- [GOAL OF THE EXERCISE] The records that follow are to be repeated exactly, with the pictures removed.

- [GIVEN INFORMATION]
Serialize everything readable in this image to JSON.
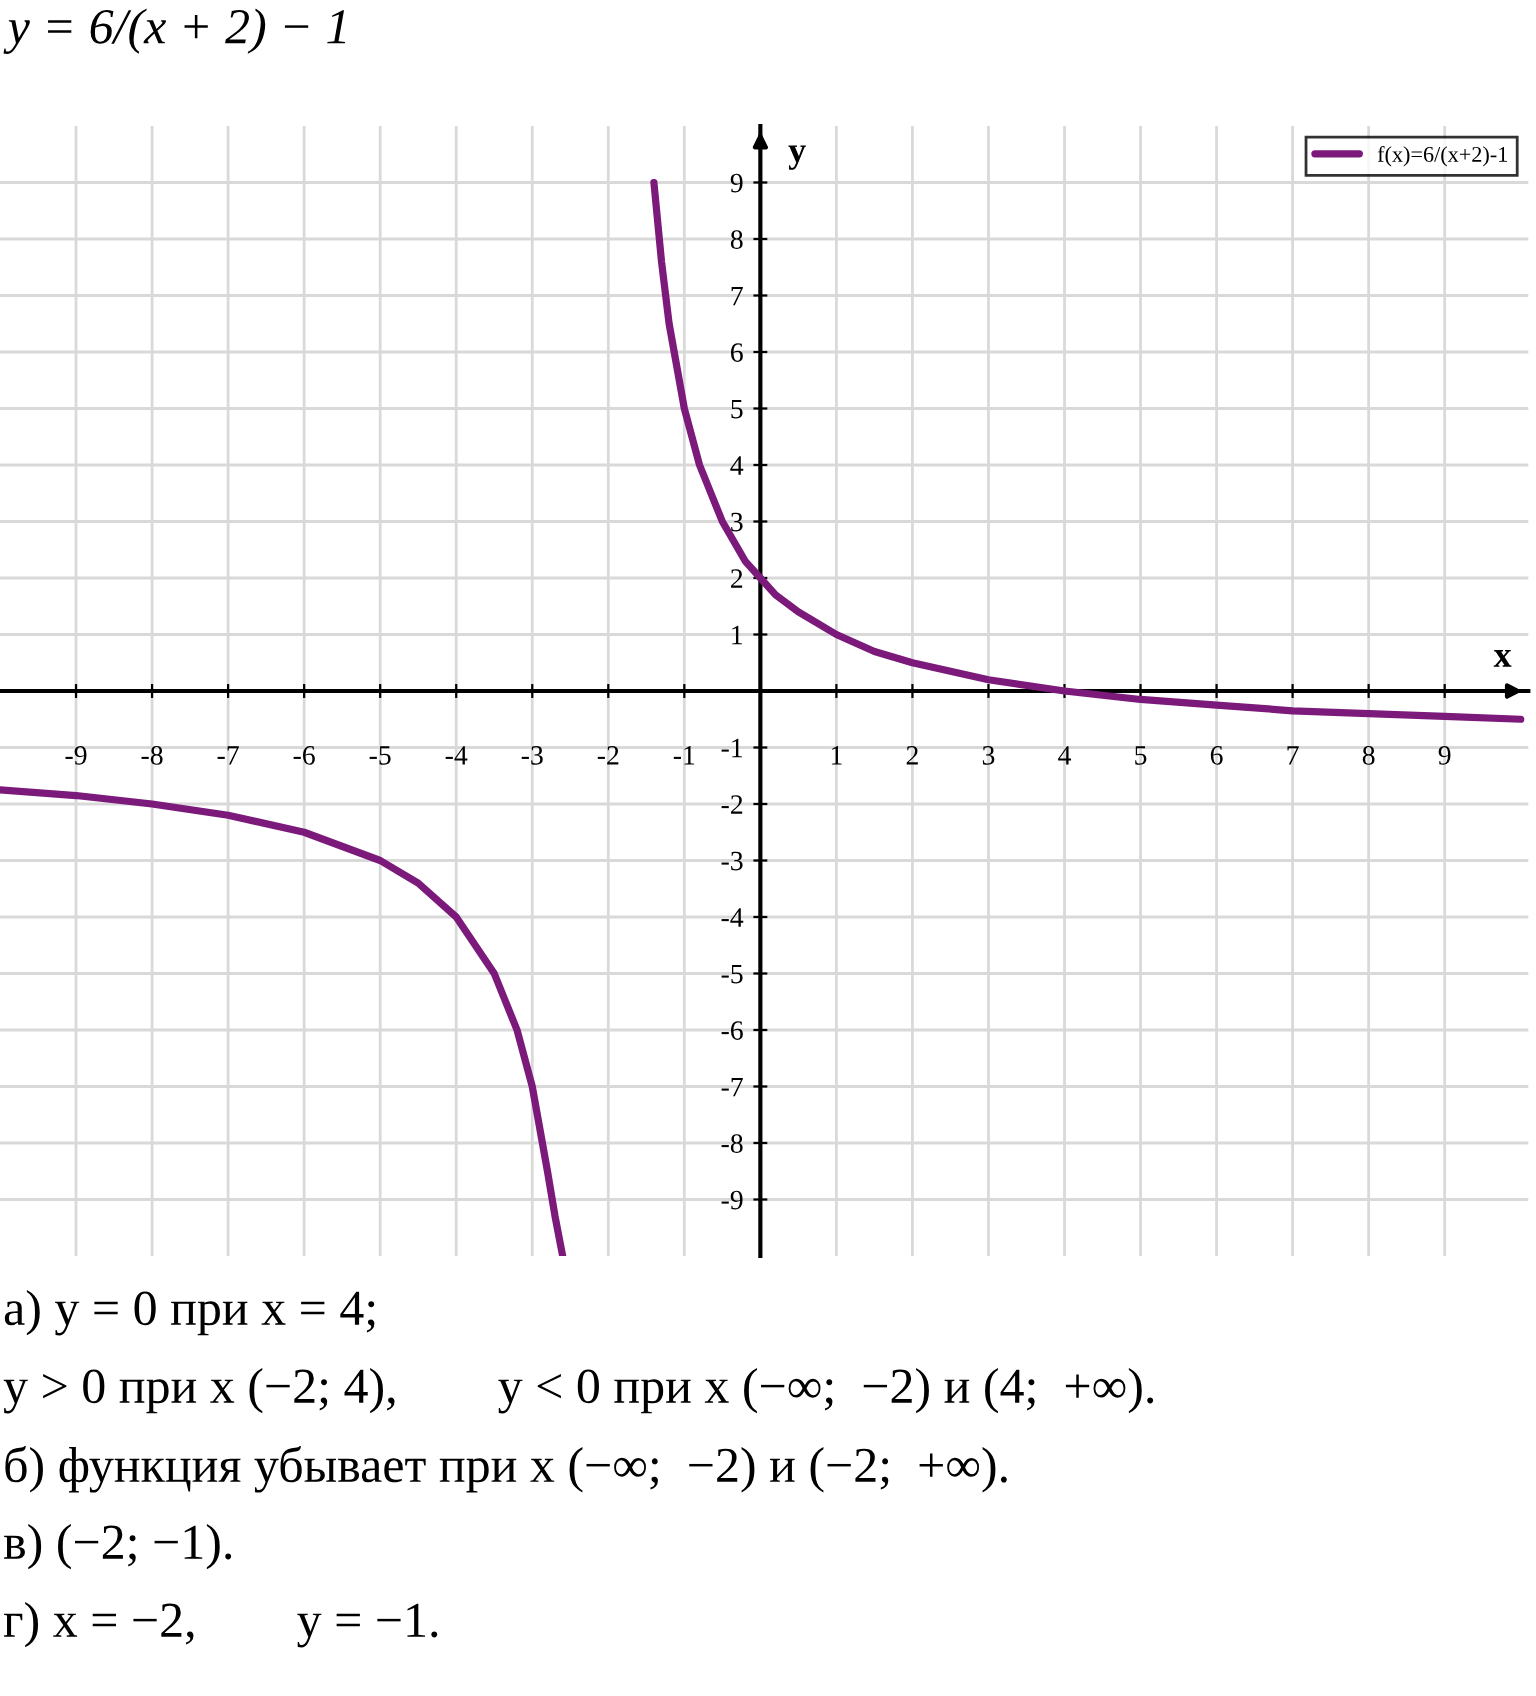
{
  "chart_data": {
    "type": "line",
    "title": "y = 6/(x + 2) − 1",
    "xlabel": "x",
    "ylabel": "y",
    "x": [
      -10,
      -9,
      -8,
      -7,
      -6,
      -5,
      -4.5,
      -4,
      -3.5,
      -3.2,
      -3,
      -2.8,
      -2.7,
      -2.6,
      -2,
      -1.4,
      -1.3,
      -1.2,
      -1,
      -0.9,
      -0.8,
      -0.5,
      -0.2,
      0,
      0.2,
      0.5,
      1,
      1.5,
      2,
      3,
      4,
      5,
      6,
      7,
      8,
      9,
      10
    ],
    "series": [
      {
        "name": "f(x)=6/(x+2)-1",
        "color": "#7b1a7b",
        "values": [
          -1.75,
          -1.85,
          -2.0,
          -2.2,
          -2.5,
          -3.0,
          -3.4,
          -4.0,
          -5.0,
          -6.0,
          -7.0,
          -8.5,
          -9.3,
          -10.0,
          null,
          9.0,
          7.6,
          6.5,
          5.0,
          4.5,
          4.0,
          3.0,
          2.3,
          2.0,
          1.7,
          1.4,
          1.0,
          0.7,
          0.5,
          0.2,
          0.0,
          -0.15,
          -0.25,
          -0.35,
          -0.4,
          -0.45,
          -0.5
        ]
      }
    ],
    "xlim": [
      -10,
      10.1
    ],
    "ylim": [
      -10,
      10
    ],
    "xticks": [
      -9,
      -8,
      -7,
      -6,
      -5,
      -4,
      -3,
      -2,
      -1,
      1,
      2,
      3,
      4,
      5,
      6,
      7,
      8,
      9
    ],
    "yticks": [
      -9,
      -8,
      -7,
      -6,
      -5,
      -4,
      -3,
      -2,
      -1,
      1,
      2,
      3,
      4,
      5,
      6,
      7,
      8,
      9
    ],
    "grid": true,
    "legend": "top right",
    "marker": "none",
    "line_style": "solid",
    "annotations": [
      "а) y = 0 при x = 4;",
      "y > 0 при x (−2; 4),        y < 0 при x (−∞;  −2) и (4;  +∞).",
      "б) функция убывает при x (−∞;  −2) и (−2;  +∞).",
      "в) (−2; −1).",
      "г) x = −2,        y = −1."
    ]
  }
}
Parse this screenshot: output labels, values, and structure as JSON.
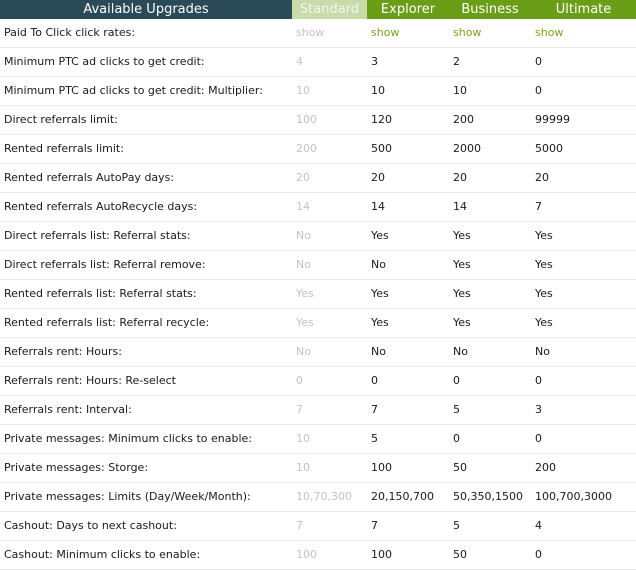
{
  "header": {
    "title": "Available Upgrades",
    "plans": [
      "Standard",
      "Explorer",
      "Business",
      "Ultimate"
    ]
  },
  "rows": [
    {
      "label": "Paid To Click click rates:",
      "values": [
        "show",
        "show",
        "show",
        "show"
      ]
    },
    {
      "label": "Minimum PTC ad clicks to get credit:",
      "values": [
        "4",
        "3",
        "2",
        "0"
      ]
    },
    {
      "label": "Minimum PTC ad clicks to get credit: Multiplier:",
      "values": [
        "10",
        "10",
        "10",
        "0"
      ]
    },
    {
      "label": "Direct referrals limit:",
      "values": [
        "100",
        "120",
        "200",
        "99999"
      ]
    },
    {
      "label": "Rented referrals limit:",
      "values": [
        "200",
        "500",
        "2000",
        "5000"
      ]
    },
    {
      "label": "Rented referrals AutoPay days:",
      "values": [
        "20",
        "20",
        "20",
        "20"
      ]
    },
    {
      "label": "Rented referrals AutoRecycle days:",
      "values": [
        "14",
        "14",
        "14",
        "7"
      ]
    },
    {
      "label": "Direct referrals list: Referral stats:",
      "values": [
        "No",
        "Yes",
        "Yes",
        "Yes"
      ]
    },
    {
      "label": "Direct referrals list: Referral remove:",
      "values": [
        "No",
        "No",
        "Yes",
        "Yes"
      ]
    },
    {
      "label": "Rented referrals list: Referral stats:",
      "values": [
        "Yes",
        "Yes",
        "Yes",
        "Yes"
      ]
    },
    {
      "label": "Rented referrals list: Referral recycle:",
      "values": [
        "Yes",
        "Yes",
        "Yes",
        "Yes"
      ]
    },
    {
      "label": "Referrals rent: Hours:",
      "values": [
        "No",
        "No",
        "No",
        "No"
      ]
    },
    {
      "label": "Referrals rent: Hours: Re-select",
      "values": [
        "0",
        "0",
        "0",
        "0"
      ]
    },
    {
      "label": "Referrals rent: Interval:",
      "values": [
        "7",
        "7",
        "5",
        "3"
      ]
    },
    {
      "label": "Private messages: Minimum clicks to enable:",
      "values": [
        "10",
        "5",
        "0",
        "0"
      ]
    },
    {
      "label": "Private messages: Storge:",
      "values": [
        "10",
        "100",
        "50",
        "200"
      ]
    },
    {
      "label": "Private messages: Limits (Day/Week/Month):",
      "values": [
        "10,70,300",
        "20,150,700",
        "50,350,1500",
        "100,700,3000"
      ]
    },
    {
      "label": "Cashout: Days to next cashout:",
      "values": [
        "7",
        "7",
        "5",
        "4"
      ]
    },
    {
      "label": "Cashout: Minimum clicks to enable:",
      "values": [
        "100",
        "100",
        "50",
        "0"
      ]
    }
  ],
  "colors": {
    "title_bg": "#2a4a57",
    "standard_bg": "#c8dba9",
    "plan_bg": "#6b9e17",
    "show_link": "#79a51c",
    "standard_text": "#c3c3c3"
  }
}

- [FULL OUTPUT]
Serialize everything readable in this image to JSON.
{
  "chart_data": {
    "type": "line",
    "title": "y = 6/(x + 2) − 1",
    "xlabel": "x",
    "ylabel": "y",
    "x": [
      -10,
      -9,
      -8,
      -7,
      -6,
      -5,
      -4.5,
      -4,
      -3.5,
      -3.2,
      -3,
      -2.8,
      -2.7,
      -2.6,
      -2,
      -1.4,
      -1.3,
      -1.2,
      -1,
      -0.9,
      -0.8,
      -0.5,
      -0.2,
      0,
      0.2,
      0.5,
      1,
      1.5,
      2,
      3,
      4,
      5,
      6,
      7,
      8,
      9,
      10
    ],
    "series": [
      {
        "name": "f(x)=6/(x+2)-1",
        "color": "#7b1a7b",
        "values": [
          -1.75,
          -1.85,
          -2.0,
          -2.2,
          -2.5,
          -3.0,
          -3.4,
          -4.0,
          -5.0,
          -6.0,
          -7.0,
          -8.5,
          -9.3,
          -10.0,
          null,
          9.0,
          7.6,
          6.5,
          5.0,
          4.5,
          4.0,
          3.0,
          2.3,
          2.0,
          1.7,
          1.4,
          1.0,
          0.7,
          0.5,
          0.2,
          0.0,
          -0.15,
          -0.25,
          -0.35,
          -0.4,
          -0.45,
          -0.5
        ]
      }
    ],
    "xlim": [
      -10,
      10.1
    ],
    "ylim": [
      -10,
      10
    ],
    "xticks": [
      -9,
      -8,
      -7,
      -6,
      -5,
      -4,
      -3,
      -2,
      -1,
      1,
      2,
      3,
      4,
      5,
      6,
      7,
      8,
      9
    ],
    "yticks": [
      -9,
      -8,
      -7,
      -6,
      -5,
      -4,
      -3,
      -2,
      -1,
      1,
      2,
      3,
      4,
      5,
      6,
      7,
      8,
      9
    ],
    "grid": true,
    "legend": "top right",
    "marker": "none",
    "line_style": "solid",
    "annotations": [
      "а) y = 0 при x = 4;",
      "y > 0 при x (−2; 4),        y < 0 при x (−∞;  −2) и (4;  +∞).",
      "б) функция убывает при x (−∞;  −2) и (−2;  +∞).",
      "в) (−2; −1).",
      "г) x = −2,        y = −1."
    ]
  }
}
Parse this screenshot: output labels, values, and structure as JSON.
{
  "header": {
    "title": "Available Upgrades",
    "plans": [
      "Standard",
      "Explorer",
      "Business",
      "Ultimate"
    ]
  },
  "rows": [
    {
      "label": "Paid To Click click rates:",
      "values": [
        "show",
        "show",
        "show",
        "show"
      ]
    },
    {
      "label": "Minimum PTC ad clicks to get credit:",
      "values": [
        "4",
        "3",
        "2",
        "0"
      ]
    },
    {
      "label": "Minimum PTC ad clicks to get credit: Multiplier:",
      "values": [
        "10",
        "10",
        "10",
        "0"
      ]
    },
    {
      "label": "Direct referrals limit:",
      "values": [
        "100",
        "120",
        "200",
        "99999"
      ]
    },
    {
      "label": "Rented referrals limit:",
      "values": [
        "200",
        "500",
        "2000",
        "5000"
      ]
    },
    {
      "label": "Rented referrals AutoPay days:",
      "values": [
        "20",
        "20",
        "20",
        "20"
      ]
    },
    {
      "label": "Rented referrals AutoRecycle days:",
      "values": [
        "14",
        "14",
        "14",
        "7"
      ]
    },
    {
      "label": "Direct referrals list: Referral stats:",
      "values": [
        "No",
        "Yes",
        "Yes",
        "Yes"
      ]
    },
    {
      "label": "Direct referrals list: Referral remove:",
      "values": [
        "No",
        "No",
        "Yes",
        "Yes"
      ]
    },
    {
      "label": "Rented referrals list: Referral stats:",
      "values": [
        "Yes",
        "Yes",
        "Yes",
        "Yes"
      ]
    },
    {
      "label": "Rented referrals list: Referral recycle:",
      "values": [
        "Yes",
        "Yes",
        "Yes",
        "Yes"
      ]
    },
    {
      "label": "Referrals rent: Hours:",
      "values": [
        "No",
        "No",
        "No",
        "No"
      ]
    },
    {
      "label": "Referrals rent: Hours: Re-select",
      "values": [
        "0",
        "0",
        "0",
        "0"
      ]
    },
    {
      "label": "Referrals rent: Interval:",
      "values": [
        "7",
        "7",
        "5",
        "3"
      ]
    },
    {
      "label": "Private messages: Minimum clicks to enable:",
      "values": [
        "10",
        "5",
        "0",
        "0"
      ]
    },
    {
      "label": "Private messages: Storge:",
      "values": [
        "10",
        "100",
        "50",
        "200"
      ]
    },
    {
      "label": "Private messages: Limits (Day/Week/Month):",
      "values": [
        "10,70,300",
        "20,150,700",
        "50,350,1500",
        "100,700,3000"
      ]
    },
    {
      "label": "Cashout: Days to next cashout:",
      "values": [
        "7",
        "7",
        "5",
        "4"
      ]
    },
    {
      "label": "Cashout: Minimum clicks to enable:",
      "values": [
        "100",
        "100",
        "50",
        "0"
      ]
    }
  ],
  "colors": {
    "title_bg": "#2a4a57",
    "standard_bg": "#c8dba9",
    "plan_bg": "#6b9e17",
    "show_link": "#79a51c",
    "standard_text": "#c3c3c3"
  }
}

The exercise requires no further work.